EXERCISE AIM »
Extract every line that includes the string "examples".

GIVEN DATA »

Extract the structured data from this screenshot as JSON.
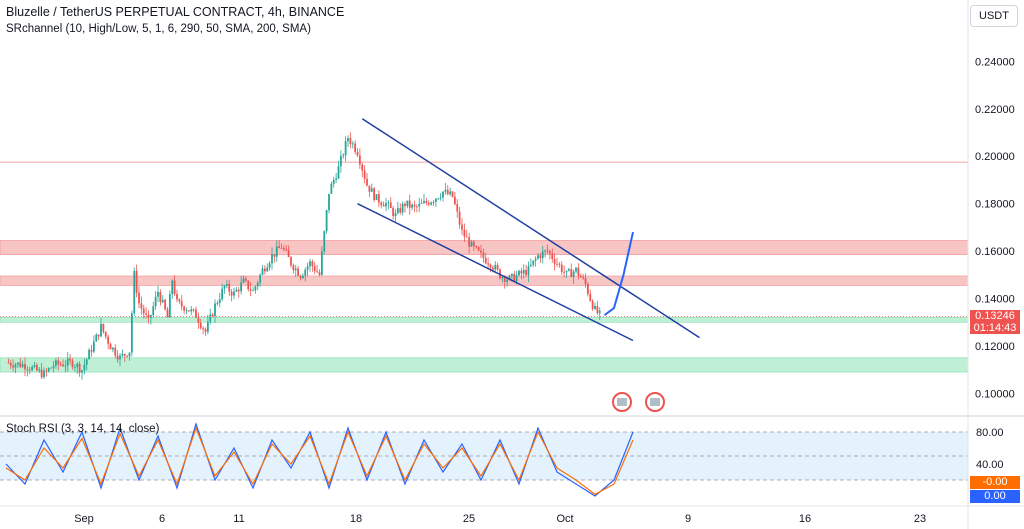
{
  "header": {
    "title": "Bluzelle / TetherUS PERPETUAL CONTRACT, 4h, BINANCE",
    "indicator": "SRchannel (10, High/Low, 5, 1, 6, 290, 50, SMA, 200, SMA)",
    "currency": "USDT"
  },
  "price_tag": {
    "price": "0.13246",
    "countdown": "01:14:43"
  },
  "rsi_panel": {
    "title": "Stoch RSI (3, 3, 14, 14, close)",
    "k_value": "-0.00",
    "d_value": "0.00"
  },
  "colors": {
    "up": "#26a69a",
    "down": "#ef5350",
    "trendline": "#1e3fa0",
    "k_line": "#2962ff",
    "d_line": "#ff6d00",
    "resistance_zone": "#f8c5c5",
    "support_zone": "#bff0d6",
    "rsi_band": "#e3f2fd"
  },
  "chart_data": [
    {
      "type": "candlestick",
      "title": "Bluzelle / TetherUS PERPETUAL CONTRACT, 4h, BINANCE",
      "x_ticks": [
        "Sep",
        "6",
        "11",
        "18",
        "25",
        "Oct",
        "9",
        "16",
        "23"
      ],
      "y_ticks": [
        "0.24000",
        "0.22000",
        "0.20000",
        "0.18000",
        "0.16000",
        "0.14000",
        "0.12000",
        "0.10000"
      ],
      "ylim": [
        0.093,
        0.249
      ],
      "last_price": 0.13246,
      "close_path": [
        [
          0,
          0.113
        ],
        [
          2,
          0.112
        ],
        [
          4,
          0.108
        ],
        [
          5,
          0.112
        ],
        [
          7,
          0.113
        ],
        [
          8,
          0.11
        ],
        [
          9,
          0.119
        ],
        [
          10,
          0.128
        ],
        [
          11,
          0.12
        ],
        [
          12,
          0.115
        ],
        [
          13,
          0.118
        ],
        [
          13.5,
          0.15
        ],
        [
          14,
          0.138
        ],
        [
          15,
          0.13
        ],
        [
          16,
          0.143
        ],
        [
          17,
          0.132
        ],
        [
          17.5,
          0.148
        ],
        [
          18,
          0.138
        ],
        [
          19,
          0.136
        ],
        [
          20,
          0.133
        ],
        [
          21,
          0.126
        ],
        [
          22,
          0.137
        ],
        [
          23,
          0.145
        ],
        [
          24,
          0.142
        ],
        [
          25,
          0.147
        ],
        [
          26,
          0.143
        ],
        [
          27,
          0.152
        ],
        [
          28,
          0.158
        ],
        [
          29,
          0.162
        ],
        [
          30,
          0.155
        ],
        [
          31,
          0.15
        ],
        [
          32,
          0.155
        ],
        [
          33,
          0.15
        ],
        [
          34,
          0.185
        ],
        [
          35,
          0.195
        ],
        [
          36,
          0.208
        ],
        [
          37,
          0.202
        ],
        [
          38,
          0.188
        ],
        [
          39,
          0.182
        ],
        [
          40,
          0.18
        ],
        [
          41,
          0.175
        ],
        [
          42,
          0.18
        ],
        [
          43,
          0.178
        ],
        [
          44,
          0.18
        ],
        [
          45,
          0.182
        ],
        [
          46,
          0.185
        ],
        [
          47,
          0.183
        ],
        [
          48,
          0.168
        ],
        [
          49,
          0.162
        ],
        [
          50,
          0.158
        ],
        [
          51,
          0.155
        ],
        [
          52,
          0.15
        ],
        [
          53,
          0.148
        ],
        [
          54,
          0.15
        ],
        [
          55,
          0.152
        ],
        [
          56,
          0.158
        ],
        [
          57,
          0.16
        ],
        [
          58,
          0.155
        ],
        [
          59,
          0.15
        ],
        [
          60,
          0.152
        ],
        [
          61,
          0.146
        ],
        [
          61.5,
          0.14
        ],
        [
          62,
          0.135
        ],
        [
          62.6,
          0.1325
        ]
      ],
      "zones": [
        {
          "kind": "resistance",
          "from": 0.1585,
          "to": 0.1645
        },
        {
          "kind": "resistance",
          "from": 0.1455,
          "to": 0.1495
        },
        {
          "kind": "support",
          "from": 0.13,
          "to": 0.132
        },
        {
          "kind": "support",
          "from": 0.109,
          "to": 0.115
        }
      ],
      "levels": [
        0.1975
      ],
      "trendlines": [
        {
          "from": [
            37.5,
            0.2158
          ],
          "to": [
            73,
            0.1235
          ]
        },
        {
          "from": [
            37.0,
            0.18
          ],
          "to": [
            66,
            0.1223
          ]
        }
      ],
      "projection": [
        [
          63,
          0.133
        ],
        [
          64,
          0.136
        ],
        [
          65,
          0.15
        ],
        [
          66,
          0.168
        ]
      ]
    },
    {
      "type": "line",
      "title": "Stoch RSI (3, 3, 14, 14, close)",
      "y_ticks": [
        "80.00",
        "40.00"
      ],
      "ylim": [
        -5,
        95
      ],
      "levels": [
        80,
        50,
        20
      ],
      "series": [
        {
          "name": "K",
          "x": [
            0,
            2,
            4,
            6,
            8,
            10,
            12,
            14,
            16,
            18,
            20,
            22,
            24,
            26,
            28,
            30,
            32,
            34,
            36,
            38,
            40,
            42,
            44,
            46,
            48,
            50,
            52,
            54,
            56,
            58,
            60,
            62,
            64,
            66
          ],
          "values": [
            40,
            15,
            70,
            30,
            80,
            10,
            85,
            20,
            75,
            10,
            90,
            20,
            60,
            10,
            70,
            35,
            80,
            10,
            85,
            20,
            80,
            15,
            70,
            30,
            65,
            20,
            70,
            15,
            85,
            30,
            15,
            0,
            20,
            80
          ]
        },
        {
          "name": "D",
          "x": [
            0,
            2,
            4,
            6,
            8,
            10,
            12,
            14,
            16,
            18,
            20,
            22,
            24,
            26,
            28,
            30,
            32,
            34,
            36,
            38,
            40,
            42,
            44,
            46,
            48,
            50,
            52,
            54,
            56,
            58,
            60,
            62,
            64,
            66
          ],
          "values": [
            35,
            20,
            60,
            35,
            72,
            15,
            78,
            25,
            70,
            15,
            85,
            25,
            55,
            15,
            65,
            40,
            75,
            15,
            80,
            25,
            75,
            20,
            65,
            35,
            60,
            25,
            65,
            20,
            80,
            35,
            20,
            2,
            15,
            70
          ]
        }
      ]
    }
  ]
}
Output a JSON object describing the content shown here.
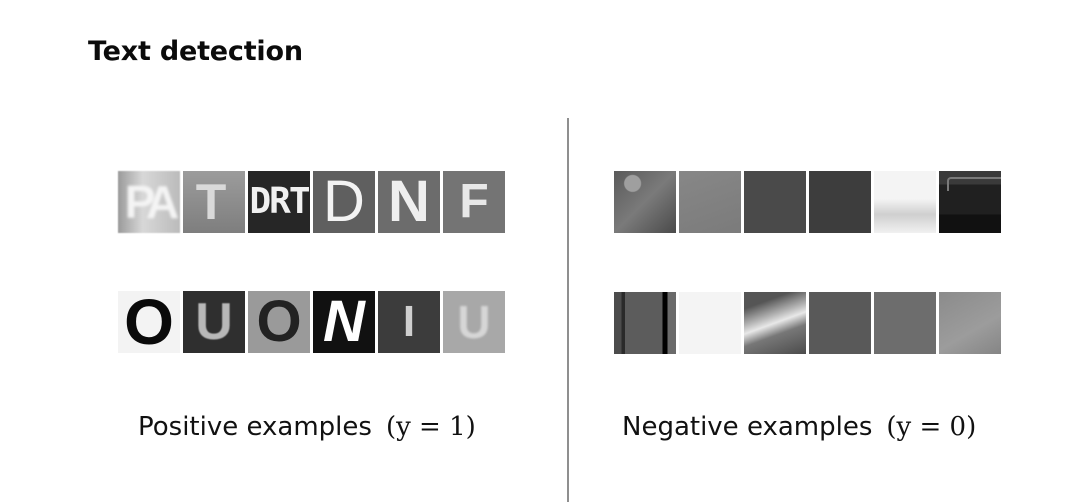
{
  "slide": {
    "title": "Text detection"
  },
  "positive": {
    "caption": "Positive examples",
    "label_math": "(y = 1)",
    "row1": [
      "PA",
      "T",
      "DRT",
      "D",
      "N",
      "F"
    ],
    "row2": [
      "O",
      "U",
      "O",
      "N",
      "I",
      "U"
    ]
  },
  "negative": {
    "caption": "Negative examples",
    "label_math": "(y = 0)"
  }
}
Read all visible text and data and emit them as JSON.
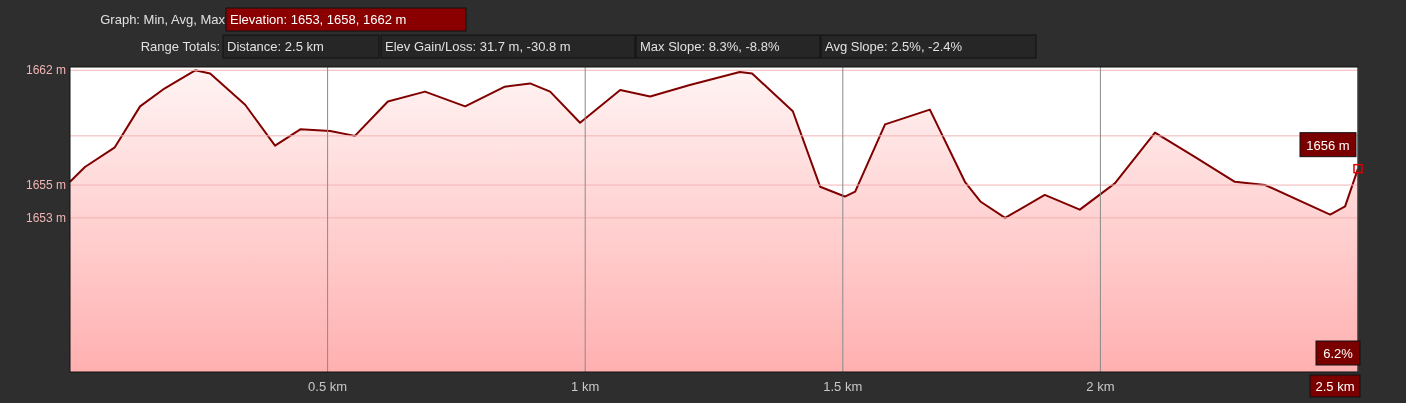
{
  "chart_data": {
    "type": "area",
    "xlim": [
      0,
      2.5
    ],
    "xticks": [
      {
        "value": 0.5,
        "label": "0.5 km"
      },
      {
        "value": 1,
        "label": "1 km"
      },
      {
        "value": 1.5,
        "label": "1.5 km"
      },
      {
        "value": 2,
        "label": "2 km"
      },
      {
        "value": 2.5,
        "label": "2.5 km"
      }
    ],
    "ylim": [
      1643.6,
      1662.2
    ],
    "yticks": [
      {
        "value": 1662,
        "label": "1662 m"
      },
      {
        "value": 1658,
        "label": null
      },
      {
        "value": 1655,
        "label": "1655 m"
      },
      {
        "value": 1653,
        "label": "1653 m"
      }
    ],
    "grid": true,
    "series": [
      {
        "color": "#800000",
        "x": [
          0,
          0.029,
          0.087,
          0.136,
          0.184,
          0.243,
          0.272,
          0.34,
          0.398,
          0.447,
          0.505,
          0.553,
          0.617,
          0.689,
          0.767,
          0.844,
          0.893,
          0.932,
          0.99,
          1.068,
          1.126,
          1.203,
          1.3,
          1.324,
          1.403,
          1.456,
          1.504,
          1.524,
          1.582,
          1.669,
          1.737,
          1.767,
          1.815,
          1.892,
          1.96,
          2.028,
          2.106,
          2.184,
          2.261,
          2.32,
          2.446,
          2.475,
          2.5
        ],
        "values": [
          1655.2,
          1656.1,
          1657.3,
          1659.8,
          1660.9,
          1662,
          1661.8,
          1659.9,
          1657.4,
          1658.4,
          1658.3,
          1658,
          1660.1,
          1660.7,
          1659.8,
          1661,
          1661.2,
          1660.7,
          1658.8,
          1660.8,
          1660.4,
          1661.1,
          1661.9,
          1661.8,
          1659.5,
          1654.9,
          1654.3,
          1654.6,
          1658.7,
          1659.6,
          1655.2,
          1654,
          1653,
          1654.4,
          1653.5,
          1655.1,
          1658.2,
          1656.7,
          1655.2,
          1655,
          1653.2,
          1653.7,
          1656
        ]
      }
    ],
    "annotations": [
      "Graph: Min, Avg, Max",
      "Elevation: 1653, 1658, 1662 m",
      "Range Totals:",
      "Distance: 2.5 km",
      "Elev Gain/Loss: 31.7 m, -30.8 m",
      "Max Slope: 8.3%, -8.8%",
      "Avg Slope: 2.5%, -2.4%",
      "6.2%",
      {
        "text": "1656 m",
        "x": 2.5,
        "y": 1656
      }
    ]
  }
}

SOLUTION TO THIS EXERCISE »
    "caption": "Positive examples",
    "caption": "Negative examples",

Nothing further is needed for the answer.